DATASET.
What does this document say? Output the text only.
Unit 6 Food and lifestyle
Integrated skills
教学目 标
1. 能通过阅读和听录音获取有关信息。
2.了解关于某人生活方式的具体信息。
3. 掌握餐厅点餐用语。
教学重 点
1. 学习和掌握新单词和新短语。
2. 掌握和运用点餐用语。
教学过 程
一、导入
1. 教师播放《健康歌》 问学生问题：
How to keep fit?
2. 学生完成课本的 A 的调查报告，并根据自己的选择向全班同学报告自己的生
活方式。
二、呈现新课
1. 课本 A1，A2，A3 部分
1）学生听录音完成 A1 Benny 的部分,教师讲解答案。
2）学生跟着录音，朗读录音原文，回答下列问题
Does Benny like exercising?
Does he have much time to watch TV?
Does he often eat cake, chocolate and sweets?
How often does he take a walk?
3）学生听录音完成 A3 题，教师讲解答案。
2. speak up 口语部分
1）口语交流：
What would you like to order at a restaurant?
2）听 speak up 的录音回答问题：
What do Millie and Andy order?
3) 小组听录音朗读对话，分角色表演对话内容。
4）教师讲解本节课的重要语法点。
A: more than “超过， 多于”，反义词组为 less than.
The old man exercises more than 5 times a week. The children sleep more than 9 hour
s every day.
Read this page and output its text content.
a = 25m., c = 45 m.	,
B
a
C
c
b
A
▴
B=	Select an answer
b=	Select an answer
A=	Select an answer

EXERCISE. Filter the entries and copy out every line with the word "text".

OUTPUT OF THE TASK.
What does this document say? Output the text only.
Read this page and output its text content.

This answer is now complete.